• **EXERCISE BRIEF**
Locate the lines of the listing below that hold "Python", then copy each of them.
%%
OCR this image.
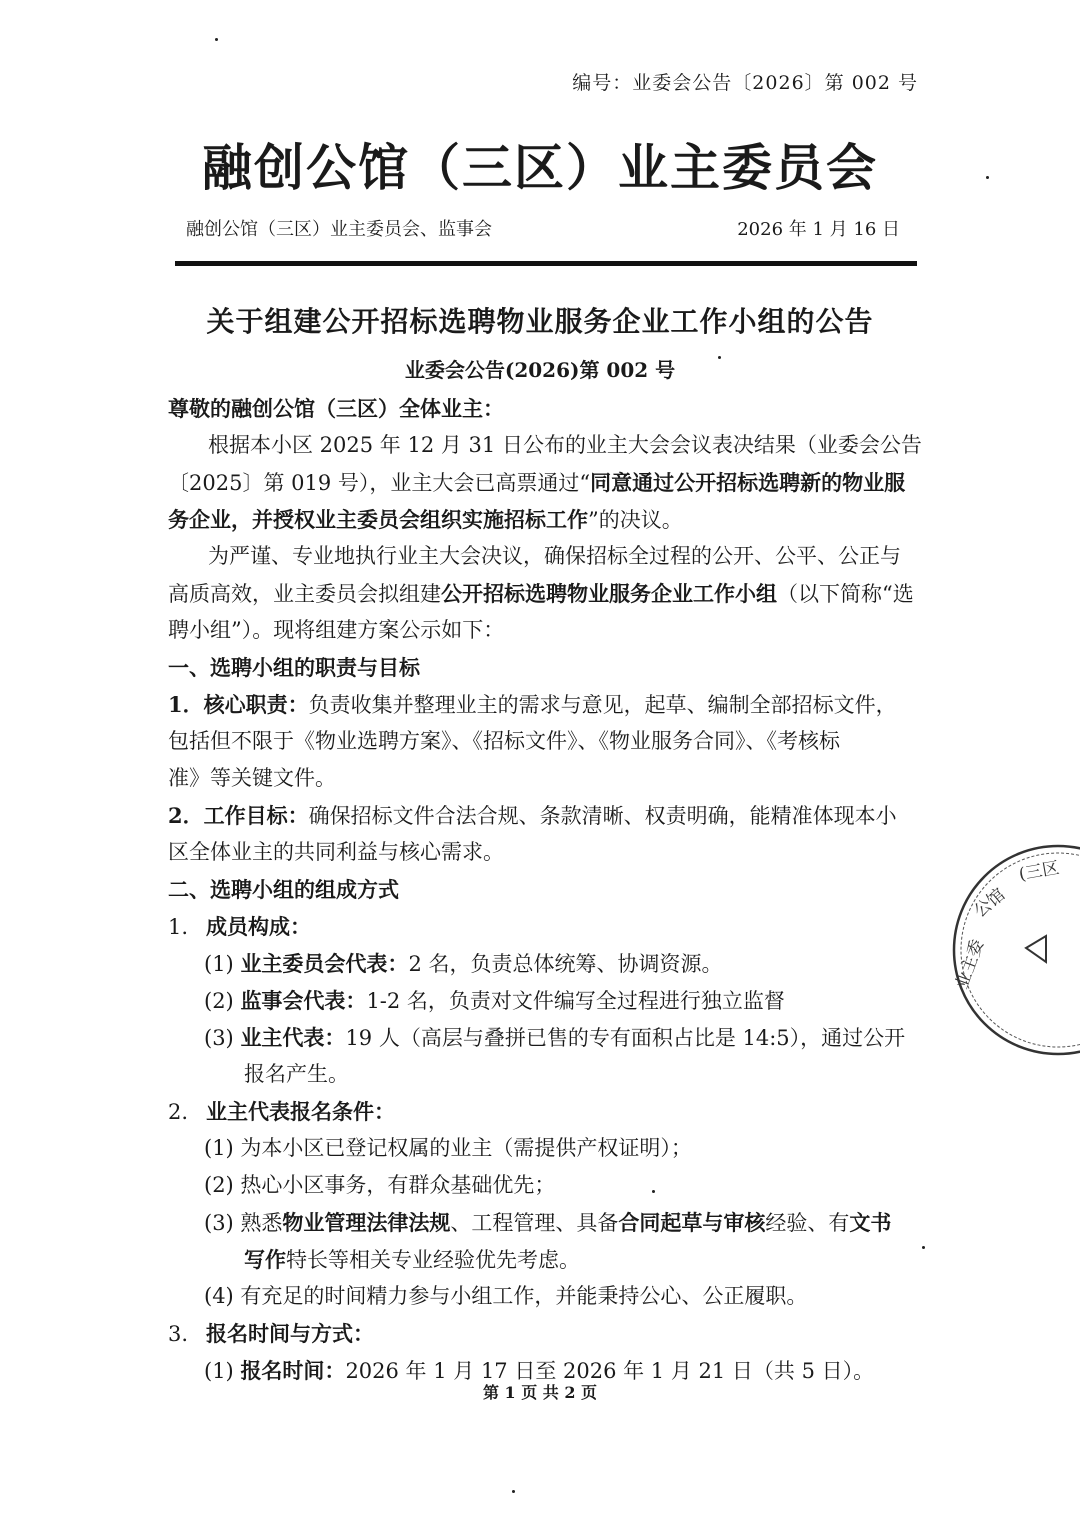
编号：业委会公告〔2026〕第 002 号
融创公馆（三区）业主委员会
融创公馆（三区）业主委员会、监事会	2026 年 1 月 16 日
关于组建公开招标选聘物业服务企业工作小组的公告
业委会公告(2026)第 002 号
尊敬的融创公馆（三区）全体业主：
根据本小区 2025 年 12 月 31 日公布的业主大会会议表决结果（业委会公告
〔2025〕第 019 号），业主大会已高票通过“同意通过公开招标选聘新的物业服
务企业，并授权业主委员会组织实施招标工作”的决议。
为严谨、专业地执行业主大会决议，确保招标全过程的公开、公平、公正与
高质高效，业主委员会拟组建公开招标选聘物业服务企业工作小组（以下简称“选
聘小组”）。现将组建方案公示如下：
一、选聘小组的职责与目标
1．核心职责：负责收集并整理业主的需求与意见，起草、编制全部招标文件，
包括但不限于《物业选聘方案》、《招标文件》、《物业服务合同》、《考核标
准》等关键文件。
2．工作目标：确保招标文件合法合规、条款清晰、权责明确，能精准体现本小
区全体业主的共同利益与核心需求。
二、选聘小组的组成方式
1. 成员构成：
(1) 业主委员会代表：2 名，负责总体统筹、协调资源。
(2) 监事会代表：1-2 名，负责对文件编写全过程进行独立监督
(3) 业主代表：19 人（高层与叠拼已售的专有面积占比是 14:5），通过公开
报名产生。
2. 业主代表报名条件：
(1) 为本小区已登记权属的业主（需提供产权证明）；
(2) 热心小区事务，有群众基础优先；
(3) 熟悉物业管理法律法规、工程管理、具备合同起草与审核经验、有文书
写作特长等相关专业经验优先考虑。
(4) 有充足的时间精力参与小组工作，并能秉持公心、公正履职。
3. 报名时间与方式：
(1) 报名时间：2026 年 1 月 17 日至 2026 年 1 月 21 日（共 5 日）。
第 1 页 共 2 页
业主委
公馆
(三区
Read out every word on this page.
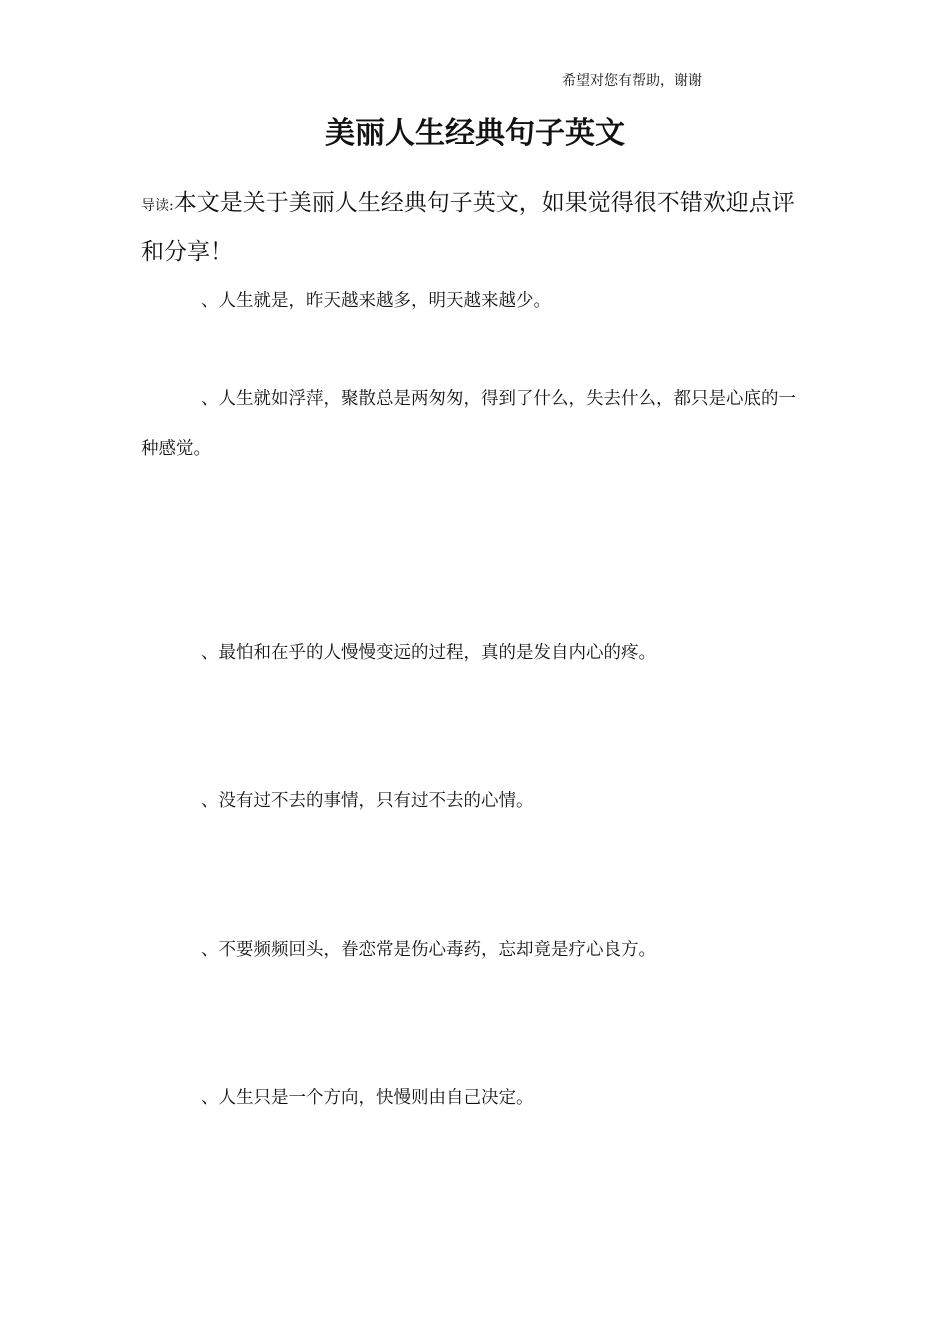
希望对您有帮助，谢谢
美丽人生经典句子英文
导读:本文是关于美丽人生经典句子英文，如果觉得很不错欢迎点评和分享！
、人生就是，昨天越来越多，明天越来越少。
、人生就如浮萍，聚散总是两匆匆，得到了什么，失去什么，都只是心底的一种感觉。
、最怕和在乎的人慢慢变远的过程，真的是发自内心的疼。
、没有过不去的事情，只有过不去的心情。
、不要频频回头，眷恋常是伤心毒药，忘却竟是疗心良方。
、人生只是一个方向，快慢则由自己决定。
%%
%%
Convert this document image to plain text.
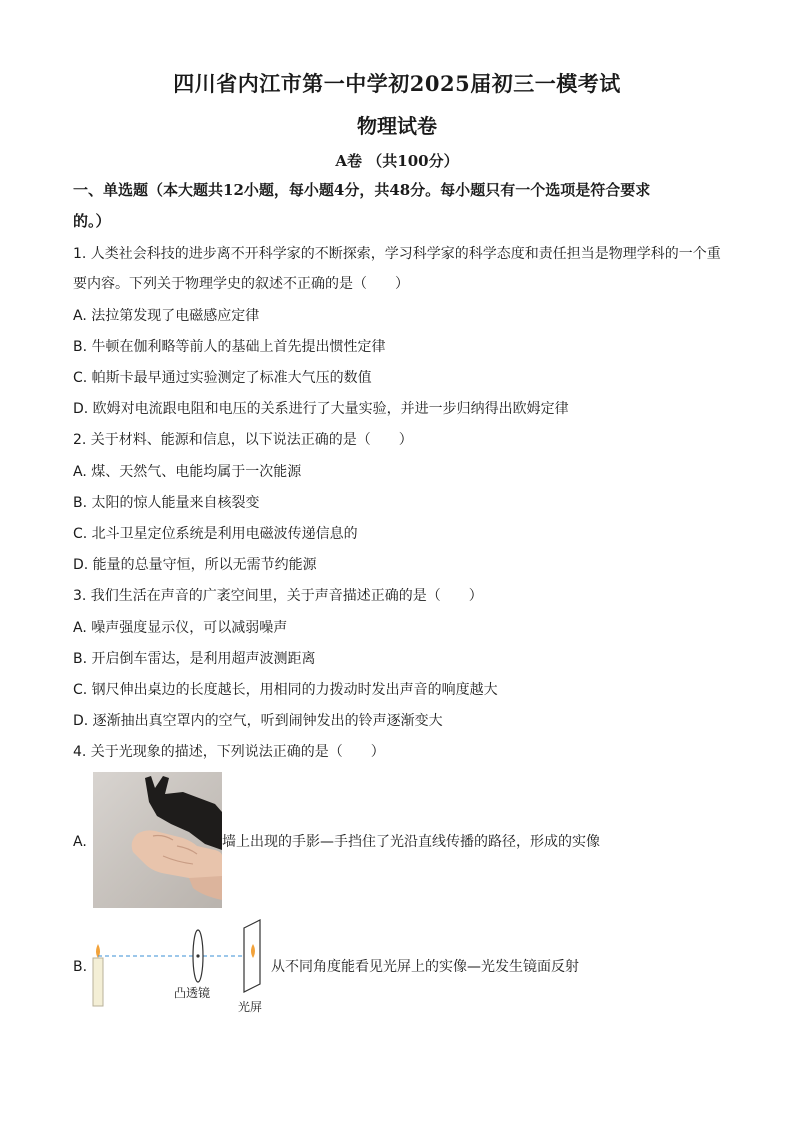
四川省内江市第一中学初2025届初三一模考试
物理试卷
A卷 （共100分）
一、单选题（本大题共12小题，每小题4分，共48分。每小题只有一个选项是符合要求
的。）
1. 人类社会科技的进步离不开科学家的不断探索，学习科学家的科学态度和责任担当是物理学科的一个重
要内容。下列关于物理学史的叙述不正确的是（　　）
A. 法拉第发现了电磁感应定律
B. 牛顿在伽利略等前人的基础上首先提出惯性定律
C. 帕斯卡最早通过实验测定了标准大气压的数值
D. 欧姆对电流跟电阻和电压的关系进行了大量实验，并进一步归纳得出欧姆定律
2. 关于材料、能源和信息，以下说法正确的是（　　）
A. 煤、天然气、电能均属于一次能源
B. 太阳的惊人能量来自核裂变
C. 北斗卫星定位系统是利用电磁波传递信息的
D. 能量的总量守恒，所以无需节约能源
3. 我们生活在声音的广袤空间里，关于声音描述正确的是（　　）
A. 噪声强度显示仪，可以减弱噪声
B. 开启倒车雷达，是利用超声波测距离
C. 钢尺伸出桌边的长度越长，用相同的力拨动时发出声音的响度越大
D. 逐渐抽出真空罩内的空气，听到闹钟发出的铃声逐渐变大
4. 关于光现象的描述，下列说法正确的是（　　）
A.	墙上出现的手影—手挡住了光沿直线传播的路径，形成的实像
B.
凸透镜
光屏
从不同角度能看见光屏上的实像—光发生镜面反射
%%
%%
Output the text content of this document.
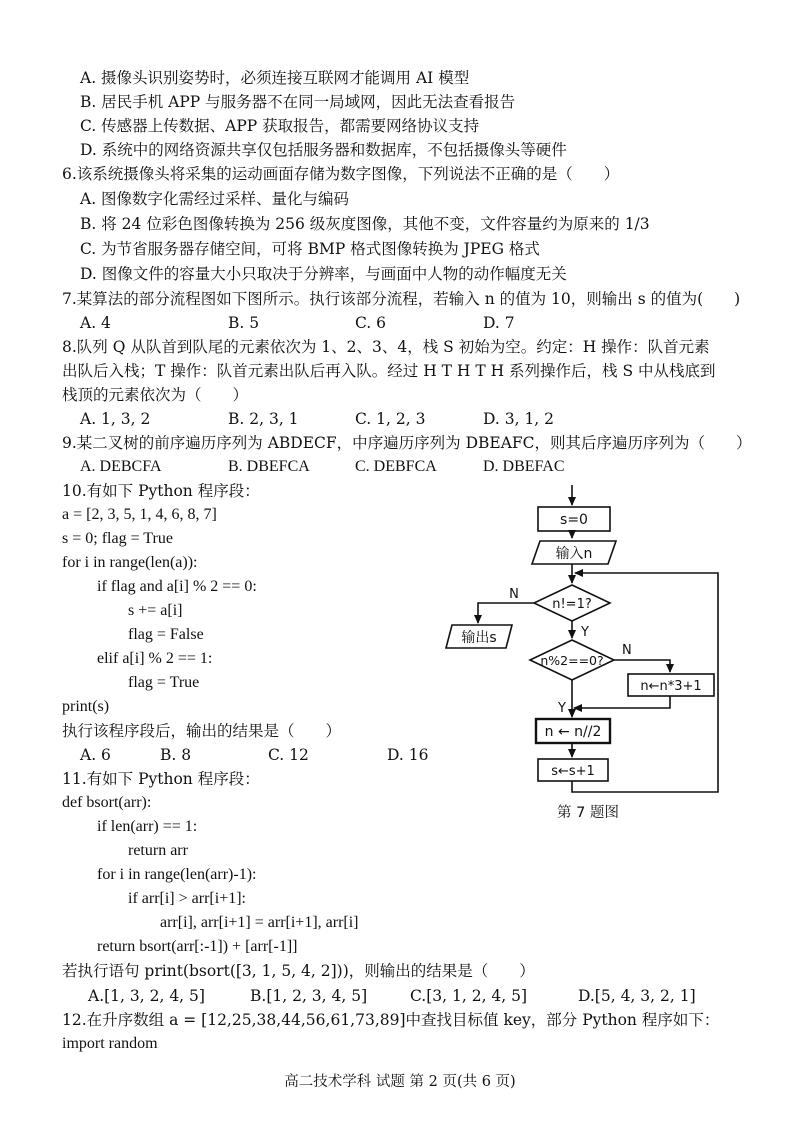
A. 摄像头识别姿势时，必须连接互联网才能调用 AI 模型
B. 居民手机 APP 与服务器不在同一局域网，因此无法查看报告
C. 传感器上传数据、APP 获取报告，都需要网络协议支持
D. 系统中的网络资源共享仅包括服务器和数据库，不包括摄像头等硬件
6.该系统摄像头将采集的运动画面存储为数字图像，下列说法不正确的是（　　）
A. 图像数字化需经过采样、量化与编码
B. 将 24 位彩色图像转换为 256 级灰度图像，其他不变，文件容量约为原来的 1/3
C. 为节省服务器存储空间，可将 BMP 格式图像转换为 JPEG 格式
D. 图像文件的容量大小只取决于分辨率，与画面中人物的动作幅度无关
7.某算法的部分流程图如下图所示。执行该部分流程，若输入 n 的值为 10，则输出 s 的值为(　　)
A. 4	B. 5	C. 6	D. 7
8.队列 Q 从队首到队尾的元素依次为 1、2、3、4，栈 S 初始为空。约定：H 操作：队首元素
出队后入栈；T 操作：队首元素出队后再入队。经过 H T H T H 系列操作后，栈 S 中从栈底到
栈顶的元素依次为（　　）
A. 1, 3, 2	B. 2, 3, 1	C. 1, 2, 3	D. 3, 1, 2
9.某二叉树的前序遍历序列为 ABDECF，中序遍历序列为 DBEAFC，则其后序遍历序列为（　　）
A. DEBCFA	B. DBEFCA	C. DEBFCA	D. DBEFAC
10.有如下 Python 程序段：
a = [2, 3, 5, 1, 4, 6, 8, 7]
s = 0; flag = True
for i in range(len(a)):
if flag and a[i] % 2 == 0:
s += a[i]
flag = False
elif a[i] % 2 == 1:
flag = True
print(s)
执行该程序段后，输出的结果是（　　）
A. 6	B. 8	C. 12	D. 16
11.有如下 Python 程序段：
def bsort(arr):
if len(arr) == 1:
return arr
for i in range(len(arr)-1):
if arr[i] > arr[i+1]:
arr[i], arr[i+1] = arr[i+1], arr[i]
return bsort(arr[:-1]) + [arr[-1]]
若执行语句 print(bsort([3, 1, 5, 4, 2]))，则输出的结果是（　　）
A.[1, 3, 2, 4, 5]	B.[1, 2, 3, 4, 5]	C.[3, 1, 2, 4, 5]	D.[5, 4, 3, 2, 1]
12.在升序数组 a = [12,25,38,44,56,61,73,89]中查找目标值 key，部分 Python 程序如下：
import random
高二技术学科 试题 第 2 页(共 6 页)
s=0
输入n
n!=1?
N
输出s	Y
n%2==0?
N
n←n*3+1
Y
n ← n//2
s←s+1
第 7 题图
%%
• **FULL ANSWER**
10.有如下 Python 程序段：
11.有如下 Python 程序段：
12.在升序数组 a = [12,25,38,44,56,61,73,89]中查找目标值 key，部分 Python 程序如下：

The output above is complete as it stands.